[Request] Look through the data below. Show each line where the string "WARNING" occurs.

Data excerpts:
****************
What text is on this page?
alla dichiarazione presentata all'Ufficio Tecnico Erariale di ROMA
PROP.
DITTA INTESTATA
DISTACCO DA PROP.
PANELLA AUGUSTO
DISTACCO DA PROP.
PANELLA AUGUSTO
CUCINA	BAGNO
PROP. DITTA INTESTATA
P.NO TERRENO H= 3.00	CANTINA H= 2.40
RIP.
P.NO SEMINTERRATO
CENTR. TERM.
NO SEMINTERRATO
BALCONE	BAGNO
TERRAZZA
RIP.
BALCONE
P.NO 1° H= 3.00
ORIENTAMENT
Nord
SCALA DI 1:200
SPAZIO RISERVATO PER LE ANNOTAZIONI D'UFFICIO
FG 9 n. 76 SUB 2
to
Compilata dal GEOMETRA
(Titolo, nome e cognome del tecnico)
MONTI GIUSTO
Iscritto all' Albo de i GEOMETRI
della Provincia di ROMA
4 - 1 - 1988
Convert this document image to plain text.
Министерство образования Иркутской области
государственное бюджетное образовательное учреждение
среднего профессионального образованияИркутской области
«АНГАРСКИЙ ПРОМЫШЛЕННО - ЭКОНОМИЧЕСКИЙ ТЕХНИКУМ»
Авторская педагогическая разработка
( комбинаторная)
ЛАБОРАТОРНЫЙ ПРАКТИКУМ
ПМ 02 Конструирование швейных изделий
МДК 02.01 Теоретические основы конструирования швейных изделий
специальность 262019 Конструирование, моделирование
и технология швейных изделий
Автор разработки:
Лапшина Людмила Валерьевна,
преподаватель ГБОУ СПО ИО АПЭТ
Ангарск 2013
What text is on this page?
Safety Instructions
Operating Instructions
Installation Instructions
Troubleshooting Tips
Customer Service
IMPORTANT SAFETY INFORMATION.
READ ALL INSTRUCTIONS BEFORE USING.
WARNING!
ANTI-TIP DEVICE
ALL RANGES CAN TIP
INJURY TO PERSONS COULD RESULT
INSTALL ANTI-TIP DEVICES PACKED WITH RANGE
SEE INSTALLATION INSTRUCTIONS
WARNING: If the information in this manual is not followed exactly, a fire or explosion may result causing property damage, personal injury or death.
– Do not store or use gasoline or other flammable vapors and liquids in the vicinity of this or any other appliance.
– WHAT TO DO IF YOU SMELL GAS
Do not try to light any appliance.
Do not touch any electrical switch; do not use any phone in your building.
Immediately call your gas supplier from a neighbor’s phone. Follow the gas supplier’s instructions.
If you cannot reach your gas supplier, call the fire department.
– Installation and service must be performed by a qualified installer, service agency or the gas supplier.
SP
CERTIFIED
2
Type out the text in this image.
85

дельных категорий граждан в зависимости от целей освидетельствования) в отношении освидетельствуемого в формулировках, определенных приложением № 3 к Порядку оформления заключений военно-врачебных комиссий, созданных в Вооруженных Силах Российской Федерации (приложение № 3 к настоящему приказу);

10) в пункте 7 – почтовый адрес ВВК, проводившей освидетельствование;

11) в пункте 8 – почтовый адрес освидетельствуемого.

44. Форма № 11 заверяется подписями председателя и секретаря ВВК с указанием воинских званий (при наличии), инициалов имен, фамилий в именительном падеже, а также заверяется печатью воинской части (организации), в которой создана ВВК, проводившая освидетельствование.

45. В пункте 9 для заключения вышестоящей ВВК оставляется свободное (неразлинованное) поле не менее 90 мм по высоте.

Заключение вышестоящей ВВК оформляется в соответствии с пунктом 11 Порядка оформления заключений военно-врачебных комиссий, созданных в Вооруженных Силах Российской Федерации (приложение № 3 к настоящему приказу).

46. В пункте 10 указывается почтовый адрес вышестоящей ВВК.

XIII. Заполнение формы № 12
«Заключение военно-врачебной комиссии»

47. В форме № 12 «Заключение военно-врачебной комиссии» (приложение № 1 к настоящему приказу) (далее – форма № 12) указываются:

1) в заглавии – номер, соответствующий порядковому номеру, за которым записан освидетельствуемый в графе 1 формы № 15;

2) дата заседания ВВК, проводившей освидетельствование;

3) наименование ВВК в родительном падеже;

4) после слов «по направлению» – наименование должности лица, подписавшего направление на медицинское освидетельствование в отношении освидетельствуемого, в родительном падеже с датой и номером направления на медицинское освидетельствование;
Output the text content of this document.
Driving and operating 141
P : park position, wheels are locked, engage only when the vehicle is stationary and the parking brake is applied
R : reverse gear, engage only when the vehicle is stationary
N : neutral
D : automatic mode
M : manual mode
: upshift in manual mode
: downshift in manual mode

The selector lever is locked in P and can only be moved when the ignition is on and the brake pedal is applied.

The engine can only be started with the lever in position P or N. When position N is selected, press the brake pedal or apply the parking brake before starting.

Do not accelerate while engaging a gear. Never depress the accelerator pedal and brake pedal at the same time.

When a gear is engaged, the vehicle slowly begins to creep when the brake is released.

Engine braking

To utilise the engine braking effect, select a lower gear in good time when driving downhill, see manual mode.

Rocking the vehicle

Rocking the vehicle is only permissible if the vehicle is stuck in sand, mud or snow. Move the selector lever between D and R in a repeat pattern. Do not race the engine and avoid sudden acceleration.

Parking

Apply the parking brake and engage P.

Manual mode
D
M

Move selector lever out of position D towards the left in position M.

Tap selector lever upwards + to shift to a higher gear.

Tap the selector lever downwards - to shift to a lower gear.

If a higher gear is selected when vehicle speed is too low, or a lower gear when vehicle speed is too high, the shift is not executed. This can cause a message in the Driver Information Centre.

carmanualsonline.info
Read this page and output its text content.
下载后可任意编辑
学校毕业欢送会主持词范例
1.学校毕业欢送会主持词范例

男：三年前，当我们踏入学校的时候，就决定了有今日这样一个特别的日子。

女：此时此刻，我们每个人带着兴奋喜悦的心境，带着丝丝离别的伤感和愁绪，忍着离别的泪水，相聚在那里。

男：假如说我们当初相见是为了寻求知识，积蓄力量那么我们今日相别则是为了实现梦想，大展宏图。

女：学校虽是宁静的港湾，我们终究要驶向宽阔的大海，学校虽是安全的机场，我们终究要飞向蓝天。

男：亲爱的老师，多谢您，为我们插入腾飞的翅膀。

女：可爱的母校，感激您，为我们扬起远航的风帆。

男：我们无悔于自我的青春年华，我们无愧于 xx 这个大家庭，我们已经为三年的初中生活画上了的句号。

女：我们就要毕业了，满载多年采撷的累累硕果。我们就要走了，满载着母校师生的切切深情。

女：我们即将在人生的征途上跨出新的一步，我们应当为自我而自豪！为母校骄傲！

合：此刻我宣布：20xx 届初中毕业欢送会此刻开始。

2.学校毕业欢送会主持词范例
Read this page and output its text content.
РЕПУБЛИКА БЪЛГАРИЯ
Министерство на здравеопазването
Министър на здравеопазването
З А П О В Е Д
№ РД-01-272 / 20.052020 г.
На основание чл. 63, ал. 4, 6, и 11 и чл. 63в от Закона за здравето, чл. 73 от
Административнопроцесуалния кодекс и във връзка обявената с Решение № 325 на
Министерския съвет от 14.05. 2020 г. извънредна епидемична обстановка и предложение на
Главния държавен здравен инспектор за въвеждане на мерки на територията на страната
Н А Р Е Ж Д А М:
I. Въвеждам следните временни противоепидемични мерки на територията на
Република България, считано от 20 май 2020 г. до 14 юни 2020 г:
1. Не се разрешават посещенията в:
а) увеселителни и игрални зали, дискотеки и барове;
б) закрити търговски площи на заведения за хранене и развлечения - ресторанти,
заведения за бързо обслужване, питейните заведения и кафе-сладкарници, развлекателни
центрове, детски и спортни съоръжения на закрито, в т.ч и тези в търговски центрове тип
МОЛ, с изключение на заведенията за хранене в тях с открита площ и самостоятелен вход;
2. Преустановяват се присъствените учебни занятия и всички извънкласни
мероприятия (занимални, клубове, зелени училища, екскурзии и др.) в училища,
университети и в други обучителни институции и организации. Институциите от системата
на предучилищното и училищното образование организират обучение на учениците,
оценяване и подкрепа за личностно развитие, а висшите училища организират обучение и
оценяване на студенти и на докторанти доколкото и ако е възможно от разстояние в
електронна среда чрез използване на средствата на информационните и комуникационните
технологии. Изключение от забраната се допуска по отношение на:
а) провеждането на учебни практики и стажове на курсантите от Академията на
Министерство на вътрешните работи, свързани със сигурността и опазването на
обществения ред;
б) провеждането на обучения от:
****************
[Final answer]
WARNING!
WARNING: If the information in this manual is not followed exactly, a fire or explosion may result causing property damage, personal injury or death.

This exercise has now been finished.